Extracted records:
▬▬▬▬▬▬▬▬▬▬

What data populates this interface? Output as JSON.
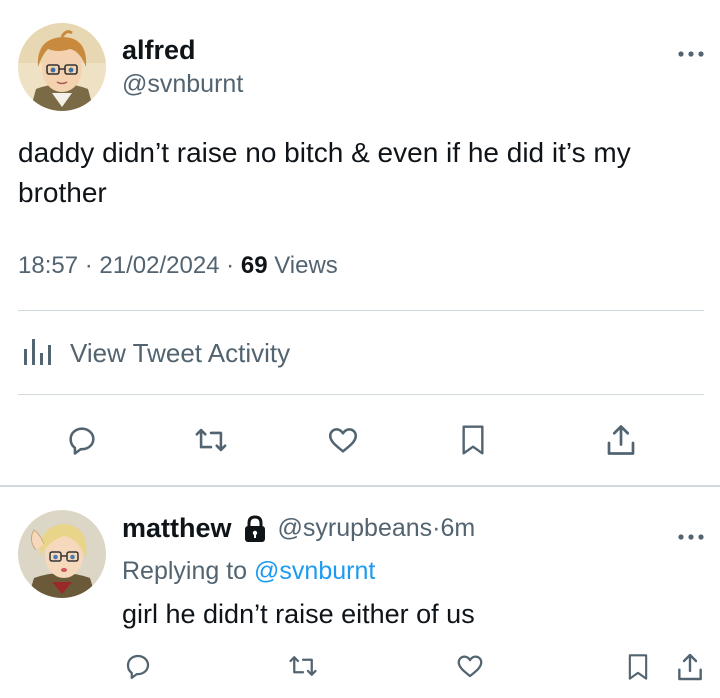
{
  "main_tweet": {
    "author": {
      "name": "alfred",
      "handle": "@svnburnt"
    },
    "text": "daddy didn’t raise no bitch & even if he did it’s my brother",
    "time": "18:57",
    "separator1": " · ",
    "date": "21/02/2024",
    "separator2": " · ",
    "views_count": "69",
    "views_label": " Views",
    "activity_label": "View Tweet Activity",
    "icons": [
      "more-icon",
      "analytics-icon",
      "reply-icon",
      "retweet-icon",
      "like-icon",
      "bookmark-icon",
      "share-icon"
    ]
  },
  "reply_tweet": {
    "author": {
      "name": "matthew",
      "handle": "@syrupbeans",
      "protected": true
    },
    "separator": " · ",
    "time": "6m",
    "replying_prefix": "Replying to ",
    "replying_to": "@svnburnt",
    "text": "girl he didn’t raise either of us",
    "icons": [
      "more-icon",
      "lock-icon",
      "reply-icon",
      "retweet-icon",
      "like-icon",
      "bookmark-icon",
      "share-icon"
    ]
  },
  "colors": {
    "text_primary": "#0f1419",
    "text_secondary": "#536471",
    "link": "#1d9bf0",
    "border": "#cfd9de",
    "background": "#ffffff"
  }
}
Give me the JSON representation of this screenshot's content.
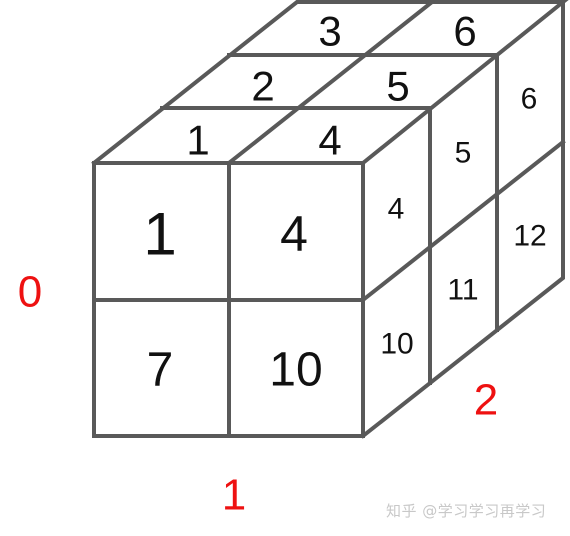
{
  "front": [
    "1",
    "4",
    "7",
    "10"
  ],
  "top": {
    "row_front": [
      "1",
      "4"
    ],
    "row_mid": [
      "2",
      "5"
    ],
    "row_back": [
      "3",
      "6"
    ]
  },
  "side": {
    "upper": [
      "4",
      "5",
      "6"
    ],
    "lower": [
      "10",
      "11",
      "12"
    ]
  },
  "axes": {
    "axis0": "0",
    "axis1": "1",
    "axis2": "2"
  },
  "watermark": "知乎 @学习学习再学习",
  "colors": {
    "line": "#595959",
    "axis_label": "#ee1111"
  }
}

▬▬▬▬▬▬▬▬▬▬

Written request: Copy each line above containing the string "this".

Reply:
What data populates this interface? Output as JSON.
Give me the JSON representation of this screenshot's content.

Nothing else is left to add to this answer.